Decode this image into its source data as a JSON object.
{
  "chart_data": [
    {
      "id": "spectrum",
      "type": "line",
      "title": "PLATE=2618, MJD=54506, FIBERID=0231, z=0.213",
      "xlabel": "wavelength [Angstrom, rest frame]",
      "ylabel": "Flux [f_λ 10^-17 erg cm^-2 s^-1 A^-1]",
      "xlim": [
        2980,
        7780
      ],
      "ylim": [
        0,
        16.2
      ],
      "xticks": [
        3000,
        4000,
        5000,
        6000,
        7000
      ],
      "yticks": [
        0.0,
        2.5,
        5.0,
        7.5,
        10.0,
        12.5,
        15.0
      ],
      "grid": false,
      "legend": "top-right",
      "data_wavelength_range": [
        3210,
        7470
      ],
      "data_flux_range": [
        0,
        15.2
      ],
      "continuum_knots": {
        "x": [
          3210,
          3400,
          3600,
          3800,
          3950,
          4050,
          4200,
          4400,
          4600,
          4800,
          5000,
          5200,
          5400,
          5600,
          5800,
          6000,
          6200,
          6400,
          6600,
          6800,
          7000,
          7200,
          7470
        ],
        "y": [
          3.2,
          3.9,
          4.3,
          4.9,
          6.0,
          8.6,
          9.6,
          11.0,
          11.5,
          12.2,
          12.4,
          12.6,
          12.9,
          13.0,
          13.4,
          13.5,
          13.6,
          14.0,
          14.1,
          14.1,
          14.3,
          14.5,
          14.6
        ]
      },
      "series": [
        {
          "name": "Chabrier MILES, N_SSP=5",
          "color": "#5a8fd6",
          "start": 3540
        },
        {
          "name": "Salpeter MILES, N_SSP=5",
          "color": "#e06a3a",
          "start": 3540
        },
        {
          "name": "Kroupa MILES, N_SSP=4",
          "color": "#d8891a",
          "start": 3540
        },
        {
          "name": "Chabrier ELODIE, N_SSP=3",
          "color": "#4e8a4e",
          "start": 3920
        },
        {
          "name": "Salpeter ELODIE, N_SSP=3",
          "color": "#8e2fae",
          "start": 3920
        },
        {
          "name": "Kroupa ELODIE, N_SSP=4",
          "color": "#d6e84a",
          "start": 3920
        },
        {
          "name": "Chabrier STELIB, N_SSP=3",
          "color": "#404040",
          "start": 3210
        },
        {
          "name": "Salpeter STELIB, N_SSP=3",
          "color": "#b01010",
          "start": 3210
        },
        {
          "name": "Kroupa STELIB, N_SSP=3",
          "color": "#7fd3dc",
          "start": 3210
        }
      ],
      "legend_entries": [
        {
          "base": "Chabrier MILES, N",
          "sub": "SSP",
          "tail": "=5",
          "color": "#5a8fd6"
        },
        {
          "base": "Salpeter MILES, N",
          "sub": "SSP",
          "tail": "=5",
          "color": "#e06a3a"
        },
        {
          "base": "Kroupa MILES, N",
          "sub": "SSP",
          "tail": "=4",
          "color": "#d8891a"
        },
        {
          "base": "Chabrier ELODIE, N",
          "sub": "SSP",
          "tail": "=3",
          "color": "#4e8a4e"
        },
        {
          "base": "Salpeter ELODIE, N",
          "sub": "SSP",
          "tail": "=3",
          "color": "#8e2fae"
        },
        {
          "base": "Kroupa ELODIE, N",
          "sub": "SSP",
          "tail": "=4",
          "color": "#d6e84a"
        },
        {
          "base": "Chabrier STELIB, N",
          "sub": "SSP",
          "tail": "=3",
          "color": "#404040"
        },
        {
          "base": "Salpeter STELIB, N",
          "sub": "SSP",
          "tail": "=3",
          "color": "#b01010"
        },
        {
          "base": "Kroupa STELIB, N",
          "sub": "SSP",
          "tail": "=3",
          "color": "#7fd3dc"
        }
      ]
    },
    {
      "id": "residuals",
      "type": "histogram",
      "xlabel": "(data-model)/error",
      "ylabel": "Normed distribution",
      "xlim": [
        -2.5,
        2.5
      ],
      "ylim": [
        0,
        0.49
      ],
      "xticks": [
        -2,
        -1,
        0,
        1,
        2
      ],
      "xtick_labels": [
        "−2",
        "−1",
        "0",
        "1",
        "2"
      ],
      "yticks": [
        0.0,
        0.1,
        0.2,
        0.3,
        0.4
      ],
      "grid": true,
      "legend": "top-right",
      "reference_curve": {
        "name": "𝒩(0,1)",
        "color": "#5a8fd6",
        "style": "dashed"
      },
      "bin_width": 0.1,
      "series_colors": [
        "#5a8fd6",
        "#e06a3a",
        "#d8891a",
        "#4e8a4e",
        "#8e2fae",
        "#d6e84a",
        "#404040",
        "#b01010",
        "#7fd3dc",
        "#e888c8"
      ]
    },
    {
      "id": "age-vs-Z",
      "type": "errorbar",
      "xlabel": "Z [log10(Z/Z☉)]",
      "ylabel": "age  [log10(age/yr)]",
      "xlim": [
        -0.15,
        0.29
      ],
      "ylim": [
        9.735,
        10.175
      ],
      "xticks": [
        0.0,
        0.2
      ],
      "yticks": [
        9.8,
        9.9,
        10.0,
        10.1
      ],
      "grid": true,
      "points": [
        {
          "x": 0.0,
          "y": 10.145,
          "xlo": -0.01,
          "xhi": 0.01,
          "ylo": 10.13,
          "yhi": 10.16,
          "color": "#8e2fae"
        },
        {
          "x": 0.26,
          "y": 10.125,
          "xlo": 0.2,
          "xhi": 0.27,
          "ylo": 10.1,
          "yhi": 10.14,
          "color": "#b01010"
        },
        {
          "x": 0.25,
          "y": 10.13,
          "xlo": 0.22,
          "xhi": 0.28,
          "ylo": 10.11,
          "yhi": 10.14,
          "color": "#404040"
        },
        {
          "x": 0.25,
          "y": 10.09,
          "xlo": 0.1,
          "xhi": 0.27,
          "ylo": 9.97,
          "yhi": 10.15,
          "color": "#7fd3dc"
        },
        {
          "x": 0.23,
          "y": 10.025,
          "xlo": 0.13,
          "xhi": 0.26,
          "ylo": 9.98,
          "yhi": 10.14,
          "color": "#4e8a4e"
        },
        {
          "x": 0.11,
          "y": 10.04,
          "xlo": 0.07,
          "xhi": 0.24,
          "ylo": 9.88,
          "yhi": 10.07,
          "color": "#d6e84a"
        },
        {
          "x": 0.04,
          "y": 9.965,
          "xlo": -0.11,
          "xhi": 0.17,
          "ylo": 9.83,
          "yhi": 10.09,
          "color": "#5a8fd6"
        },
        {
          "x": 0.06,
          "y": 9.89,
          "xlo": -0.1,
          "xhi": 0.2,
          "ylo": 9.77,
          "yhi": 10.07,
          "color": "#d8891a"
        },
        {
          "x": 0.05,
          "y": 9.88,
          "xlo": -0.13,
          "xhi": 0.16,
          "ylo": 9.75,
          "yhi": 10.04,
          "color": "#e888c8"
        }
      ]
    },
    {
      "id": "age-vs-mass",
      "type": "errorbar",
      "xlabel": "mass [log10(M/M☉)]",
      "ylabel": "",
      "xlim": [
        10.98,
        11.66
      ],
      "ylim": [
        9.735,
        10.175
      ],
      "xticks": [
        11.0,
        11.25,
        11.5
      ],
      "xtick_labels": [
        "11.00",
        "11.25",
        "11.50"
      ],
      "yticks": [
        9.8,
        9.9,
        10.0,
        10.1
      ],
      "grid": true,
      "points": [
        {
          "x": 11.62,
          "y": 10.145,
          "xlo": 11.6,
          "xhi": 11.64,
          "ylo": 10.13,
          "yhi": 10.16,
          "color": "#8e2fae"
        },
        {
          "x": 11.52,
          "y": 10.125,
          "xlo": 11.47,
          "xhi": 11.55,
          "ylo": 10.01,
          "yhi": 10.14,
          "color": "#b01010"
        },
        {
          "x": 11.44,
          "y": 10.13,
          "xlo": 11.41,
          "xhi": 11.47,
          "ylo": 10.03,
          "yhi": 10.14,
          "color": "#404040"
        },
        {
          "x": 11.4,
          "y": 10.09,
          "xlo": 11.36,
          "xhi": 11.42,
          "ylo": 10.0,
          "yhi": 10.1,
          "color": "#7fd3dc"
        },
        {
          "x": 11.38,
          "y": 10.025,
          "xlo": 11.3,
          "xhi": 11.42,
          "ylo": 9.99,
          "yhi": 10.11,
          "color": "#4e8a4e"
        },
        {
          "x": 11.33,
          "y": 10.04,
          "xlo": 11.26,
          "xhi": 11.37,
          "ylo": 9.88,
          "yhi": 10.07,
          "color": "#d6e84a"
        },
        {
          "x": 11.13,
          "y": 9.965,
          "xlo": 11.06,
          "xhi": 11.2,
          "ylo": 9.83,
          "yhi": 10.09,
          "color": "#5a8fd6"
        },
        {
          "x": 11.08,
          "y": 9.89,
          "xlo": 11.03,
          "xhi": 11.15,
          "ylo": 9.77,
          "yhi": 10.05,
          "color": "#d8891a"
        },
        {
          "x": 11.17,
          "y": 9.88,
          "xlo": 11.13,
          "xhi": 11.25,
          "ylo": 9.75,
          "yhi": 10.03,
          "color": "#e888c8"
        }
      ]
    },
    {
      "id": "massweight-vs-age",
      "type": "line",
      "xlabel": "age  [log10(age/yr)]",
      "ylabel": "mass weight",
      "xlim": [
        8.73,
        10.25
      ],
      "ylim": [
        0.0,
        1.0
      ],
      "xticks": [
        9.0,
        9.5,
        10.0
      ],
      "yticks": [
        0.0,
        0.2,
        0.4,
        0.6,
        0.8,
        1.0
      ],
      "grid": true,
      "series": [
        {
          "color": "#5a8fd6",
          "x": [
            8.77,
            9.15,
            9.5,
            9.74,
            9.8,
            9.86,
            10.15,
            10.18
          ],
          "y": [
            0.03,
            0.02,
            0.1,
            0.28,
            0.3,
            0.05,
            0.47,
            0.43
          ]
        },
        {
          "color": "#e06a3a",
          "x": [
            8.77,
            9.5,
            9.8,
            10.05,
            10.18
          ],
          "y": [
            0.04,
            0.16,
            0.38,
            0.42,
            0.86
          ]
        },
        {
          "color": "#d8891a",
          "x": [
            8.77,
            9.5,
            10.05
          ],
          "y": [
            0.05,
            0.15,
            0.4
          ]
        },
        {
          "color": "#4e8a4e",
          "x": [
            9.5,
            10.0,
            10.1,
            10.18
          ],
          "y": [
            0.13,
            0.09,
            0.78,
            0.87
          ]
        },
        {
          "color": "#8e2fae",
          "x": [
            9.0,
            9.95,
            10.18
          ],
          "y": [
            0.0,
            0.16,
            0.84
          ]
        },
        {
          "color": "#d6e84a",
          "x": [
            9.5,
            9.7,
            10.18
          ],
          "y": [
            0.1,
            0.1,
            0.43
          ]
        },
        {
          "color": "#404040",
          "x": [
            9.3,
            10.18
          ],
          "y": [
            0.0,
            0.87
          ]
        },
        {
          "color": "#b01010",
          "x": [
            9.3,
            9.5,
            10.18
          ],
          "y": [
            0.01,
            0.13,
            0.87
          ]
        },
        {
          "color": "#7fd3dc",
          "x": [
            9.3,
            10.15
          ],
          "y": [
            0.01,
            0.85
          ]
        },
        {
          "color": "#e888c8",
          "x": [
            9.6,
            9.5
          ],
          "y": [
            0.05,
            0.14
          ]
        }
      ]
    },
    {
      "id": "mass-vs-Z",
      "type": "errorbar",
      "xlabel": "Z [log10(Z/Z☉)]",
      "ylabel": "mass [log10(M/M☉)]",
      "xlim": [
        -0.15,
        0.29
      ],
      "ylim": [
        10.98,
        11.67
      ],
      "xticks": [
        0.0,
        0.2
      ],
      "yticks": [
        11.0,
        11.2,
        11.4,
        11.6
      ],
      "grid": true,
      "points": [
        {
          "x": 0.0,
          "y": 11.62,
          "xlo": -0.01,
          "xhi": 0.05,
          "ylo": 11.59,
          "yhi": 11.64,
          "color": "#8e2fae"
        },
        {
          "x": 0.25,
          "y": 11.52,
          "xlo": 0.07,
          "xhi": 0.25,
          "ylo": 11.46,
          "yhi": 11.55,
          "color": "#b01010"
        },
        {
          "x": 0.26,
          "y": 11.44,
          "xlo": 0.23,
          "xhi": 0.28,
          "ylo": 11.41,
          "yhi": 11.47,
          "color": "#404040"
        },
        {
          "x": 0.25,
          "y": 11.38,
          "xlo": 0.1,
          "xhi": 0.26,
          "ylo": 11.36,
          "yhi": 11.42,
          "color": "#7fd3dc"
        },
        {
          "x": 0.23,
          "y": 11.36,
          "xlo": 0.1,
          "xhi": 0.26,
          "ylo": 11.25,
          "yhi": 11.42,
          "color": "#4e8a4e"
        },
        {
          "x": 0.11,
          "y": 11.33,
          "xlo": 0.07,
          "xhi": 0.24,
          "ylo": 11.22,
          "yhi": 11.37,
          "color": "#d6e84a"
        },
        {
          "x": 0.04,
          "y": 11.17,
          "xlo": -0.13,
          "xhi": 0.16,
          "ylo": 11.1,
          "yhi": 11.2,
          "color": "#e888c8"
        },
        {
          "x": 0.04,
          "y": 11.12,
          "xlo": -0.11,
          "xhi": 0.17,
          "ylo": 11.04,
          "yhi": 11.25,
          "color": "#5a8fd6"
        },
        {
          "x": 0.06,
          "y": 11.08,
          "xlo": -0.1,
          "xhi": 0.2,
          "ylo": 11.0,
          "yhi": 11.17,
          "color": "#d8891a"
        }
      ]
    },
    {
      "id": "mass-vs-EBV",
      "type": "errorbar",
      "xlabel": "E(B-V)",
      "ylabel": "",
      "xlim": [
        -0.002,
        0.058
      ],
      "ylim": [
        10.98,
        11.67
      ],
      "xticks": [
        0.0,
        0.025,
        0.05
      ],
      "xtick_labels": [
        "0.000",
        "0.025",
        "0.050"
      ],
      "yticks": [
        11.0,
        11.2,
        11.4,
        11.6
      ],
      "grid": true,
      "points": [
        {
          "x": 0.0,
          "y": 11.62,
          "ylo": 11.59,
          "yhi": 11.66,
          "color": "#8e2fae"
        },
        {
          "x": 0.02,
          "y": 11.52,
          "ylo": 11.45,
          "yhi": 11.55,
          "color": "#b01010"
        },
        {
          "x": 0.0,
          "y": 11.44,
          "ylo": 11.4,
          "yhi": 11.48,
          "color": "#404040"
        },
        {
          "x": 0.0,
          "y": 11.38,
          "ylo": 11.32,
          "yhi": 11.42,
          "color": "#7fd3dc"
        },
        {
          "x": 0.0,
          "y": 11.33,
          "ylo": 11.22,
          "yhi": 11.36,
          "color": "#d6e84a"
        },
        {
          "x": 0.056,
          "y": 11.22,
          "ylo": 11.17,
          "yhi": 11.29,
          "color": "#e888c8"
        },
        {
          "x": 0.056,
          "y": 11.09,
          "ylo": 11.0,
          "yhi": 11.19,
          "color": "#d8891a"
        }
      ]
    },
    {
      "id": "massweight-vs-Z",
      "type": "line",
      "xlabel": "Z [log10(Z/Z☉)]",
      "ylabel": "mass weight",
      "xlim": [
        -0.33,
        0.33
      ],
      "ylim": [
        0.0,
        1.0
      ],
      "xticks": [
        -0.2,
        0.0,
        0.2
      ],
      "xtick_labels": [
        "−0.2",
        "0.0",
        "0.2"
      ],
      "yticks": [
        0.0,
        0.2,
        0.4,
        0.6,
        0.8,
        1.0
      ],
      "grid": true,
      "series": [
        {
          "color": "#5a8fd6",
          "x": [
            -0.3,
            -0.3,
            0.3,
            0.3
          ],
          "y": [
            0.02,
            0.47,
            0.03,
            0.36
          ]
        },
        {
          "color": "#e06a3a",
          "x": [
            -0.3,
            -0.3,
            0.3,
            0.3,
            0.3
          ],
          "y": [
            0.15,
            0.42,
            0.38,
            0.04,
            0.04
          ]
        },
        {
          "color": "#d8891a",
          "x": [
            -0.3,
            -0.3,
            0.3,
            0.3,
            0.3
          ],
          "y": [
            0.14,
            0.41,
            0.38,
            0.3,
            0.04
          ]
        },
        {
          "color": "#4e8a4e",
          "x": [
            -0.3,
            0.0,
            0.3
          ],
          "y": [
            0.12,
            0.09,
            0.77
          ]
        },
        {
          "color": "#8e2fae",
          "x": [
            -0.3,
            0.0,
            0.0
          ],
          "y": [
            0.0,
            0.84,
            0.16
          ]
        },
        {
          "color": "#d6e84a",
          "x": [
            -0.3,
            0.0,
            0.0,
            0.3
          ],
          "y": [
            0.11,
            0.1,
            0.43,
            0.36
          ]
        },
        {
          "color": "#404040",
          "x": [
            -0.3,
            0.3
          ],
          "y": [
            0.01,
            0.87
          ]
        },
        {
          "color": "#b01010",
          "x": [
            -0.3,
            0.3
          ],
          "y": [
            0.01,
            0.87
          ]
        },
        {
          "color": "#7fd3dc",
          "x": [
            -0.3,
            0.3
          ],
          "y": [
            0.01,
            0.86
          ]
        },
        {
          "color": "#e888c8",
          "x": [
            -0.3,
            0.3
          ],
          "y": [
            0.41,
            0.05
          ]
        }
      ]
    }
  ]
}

-----

**YOUR GOAL**
Look for the word "ylabel" in every line of the listing and copy the lines that have it.

**THE REPLY**
      "ylabel": "Flux [f_λ 10^-17 erg cm^-2 s^-1 A^-1]",
      "ylabel": "Normed distribution",
      "ylabel": "age  [log10(age/yr)]",
      "ylabel": "",
      "ylabel": "mass weight",
      "ylabel": "mass [log10(M/M☉)]",
      "ylabel": "",
      "ylabel": "mass weight",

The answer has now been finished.